ESERCIZI PROPOSTI =
1: Rispondi alle seguenti domande sull'estratto fornito, indicando ogni risposta con la lettera corrispondente.
(a) In quale data è stato pubblicato?
(b) Quali sono le due nazioni con il maggior numero di siti Patrimonio dell'Umanità?
(c) Quanti siti possiedono queste due nazioni?
2: Nell'estratto fornito, riscrivi in forma più breve il paragrafo che inizia con "L'UNESCO (l'Organizzazione delle Nazioni Unite", conservandone le informazioni principali.

ESTRATTO FORNITO =
★ ★ ★ ★
Patrimonio Unesco:  i siti italiani candidati nel 2021
Da: News Pubblicato In: Gennaio 11, 2021 Visualizzato: 13

Patrimonio Unesco: i siti italiani candidati nel 2021

L'UNESCO (l'Organizzazione delle Nazioni Unite per l'educazione, la scienza e la cultura) promuove e mantiene una lista di siti  dal grande valore culturale o ambientale, definiti patrimoni dell'umanità, la cui conservazione e sicurezza è ritenuta importante per il mondo intero. Un'apposita commissione valuta le proposte avanzate dai vari paesi per dichiarare quali dei loro siti meritino il prestigioso titolo. L'Italia e la Cina sono le nazioni che possono vantare un maggior numero di siti definiti Patrimonio dell'Umanità, con 55 siti. E chissà se quest'anno il nostro paese potrà aggiungerne uno nuovo.
★ ★ ★ ★
VOCI FORNITE =
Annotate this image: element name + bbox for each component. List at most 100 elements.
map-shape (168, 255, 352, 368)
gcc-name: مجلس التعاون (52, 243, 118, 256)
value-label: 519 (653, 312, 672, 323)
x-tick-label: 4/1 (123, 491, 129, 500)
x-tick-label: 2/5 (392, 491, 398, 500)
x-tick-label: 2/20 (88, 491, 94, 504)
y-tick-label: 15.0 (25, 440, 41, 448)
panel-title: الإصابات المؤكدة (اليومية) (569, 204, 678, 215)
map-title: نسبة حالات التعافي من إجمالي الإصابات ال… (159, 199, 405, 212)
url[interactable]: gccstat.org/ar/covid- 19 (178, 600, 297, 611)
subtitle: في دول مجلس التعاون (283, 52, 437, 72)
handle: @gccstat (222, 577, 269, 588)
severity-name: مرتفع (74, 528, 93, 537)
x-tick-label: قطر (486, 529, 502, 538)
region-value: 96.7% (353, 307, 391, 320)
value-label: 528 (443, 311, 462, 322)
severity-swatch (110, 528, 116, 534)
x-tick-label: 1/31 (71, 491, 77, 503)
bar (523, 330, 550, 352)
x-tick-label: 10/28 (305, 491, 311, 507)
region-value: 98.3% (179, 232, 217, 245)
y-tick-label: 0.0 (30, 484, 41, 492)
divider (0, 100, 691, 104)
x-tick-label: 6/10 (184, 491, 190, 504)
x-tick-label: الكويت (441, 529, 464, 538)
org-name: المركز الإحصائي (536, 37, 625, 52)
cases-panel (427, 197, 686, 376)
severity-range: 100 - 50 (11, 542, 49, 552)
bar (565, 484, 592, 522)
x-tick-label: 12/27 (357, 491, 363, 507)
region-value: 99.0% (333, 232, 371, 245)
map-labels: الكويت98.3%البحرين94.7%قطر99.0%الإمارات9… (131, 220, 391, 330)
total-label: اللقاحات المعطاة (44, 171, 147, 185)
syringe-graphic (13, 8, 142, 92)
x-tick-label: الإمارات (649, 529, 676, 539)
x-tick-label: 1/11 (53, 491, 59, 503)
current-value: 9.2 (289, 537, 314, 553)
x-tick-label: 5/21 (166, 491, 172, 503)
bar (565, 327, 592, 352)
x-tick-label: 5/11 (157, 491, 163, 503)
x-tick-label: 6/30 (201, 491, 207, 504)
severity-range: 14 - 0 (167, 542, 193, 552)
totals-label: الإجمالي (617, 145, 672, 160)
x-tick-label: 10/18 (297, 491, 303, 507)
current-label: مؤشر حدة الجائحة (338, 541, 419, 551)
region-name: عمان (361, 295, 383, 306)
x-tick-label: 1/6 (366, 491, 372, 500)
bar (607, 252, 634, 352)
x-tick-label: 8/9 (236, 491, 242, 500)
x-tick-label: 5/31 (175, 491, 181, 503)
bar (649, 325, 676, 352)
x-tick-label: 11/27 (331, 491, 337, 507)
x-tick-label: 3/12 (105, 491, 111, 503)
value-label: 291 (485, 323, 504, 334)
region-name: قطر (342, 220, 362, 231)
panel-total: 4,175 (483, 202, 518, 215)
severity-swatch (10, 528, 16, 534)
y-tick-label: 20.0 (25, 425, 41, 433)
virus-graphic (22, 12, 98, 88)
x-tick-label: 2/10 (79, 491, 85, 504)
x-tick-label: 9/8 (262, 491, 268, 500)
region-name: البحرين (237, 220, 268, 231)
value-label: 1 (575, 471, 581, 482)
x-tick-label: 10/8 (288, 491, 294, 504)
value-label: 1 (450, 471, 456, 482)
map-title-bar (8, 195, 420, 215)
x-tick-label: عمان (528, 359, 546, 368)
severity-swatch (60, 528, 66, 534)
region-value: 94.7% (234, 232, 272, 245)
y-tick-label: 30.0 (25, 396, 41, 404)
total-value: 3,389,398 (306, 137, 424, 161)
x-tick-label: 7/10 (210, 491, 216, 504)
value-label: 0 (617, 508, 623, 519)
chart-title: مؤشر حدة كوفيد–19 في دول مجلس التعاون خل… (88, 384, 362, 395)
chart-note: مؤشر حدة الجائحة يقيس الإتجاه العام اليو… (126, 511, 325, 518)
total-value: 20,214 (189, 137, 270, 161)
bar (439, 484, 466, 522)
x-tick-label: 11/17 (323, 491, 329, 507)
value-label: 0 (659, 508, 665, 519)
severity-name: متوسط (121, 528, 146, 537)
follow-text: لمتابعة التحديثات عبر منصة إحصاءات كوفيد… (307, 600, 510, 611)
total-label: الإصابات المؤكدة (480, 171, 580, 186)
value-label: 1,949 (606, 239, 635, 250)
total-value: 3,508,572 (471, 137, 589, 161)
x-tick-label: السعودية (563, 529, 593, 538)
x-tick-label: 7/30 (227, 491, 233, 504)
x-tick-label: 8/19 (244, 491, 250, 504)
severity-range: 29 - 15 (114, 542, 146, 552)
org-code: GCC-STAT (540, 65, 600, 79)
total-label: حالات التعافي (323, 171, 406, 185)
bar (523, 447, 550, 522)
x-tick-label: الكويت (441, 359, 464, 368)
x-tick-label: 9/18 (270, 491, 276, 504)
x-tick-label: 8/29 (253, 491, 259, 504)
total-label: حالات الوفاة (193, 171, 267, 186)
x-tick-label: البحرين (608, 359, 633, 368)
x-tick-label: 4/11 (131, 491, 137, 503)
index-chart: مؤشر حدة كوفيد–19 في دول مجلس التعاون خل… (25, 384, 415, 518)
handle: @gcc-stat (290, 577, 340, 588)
★ ★ ★ ★
SOLUZIONI PER VOCE =
1:
(a) L'11 gennaio 2021.
(b) L'Italia e la Cina.
(c) 55 siti.

2: L'UNESCO tiene una lista di siti di grande valore culturale o ambientale, detti patrimoni dell'umanità, la cui tutela è ritenuta importante per tutto il mondo. Una commissione valuta le candidature dei vari paesi. Italia e Cina guidano la classifica con 55 siti ciascuna, e resta da vedere se quest'anno l'Italia ne aggiungerà uno nuovo.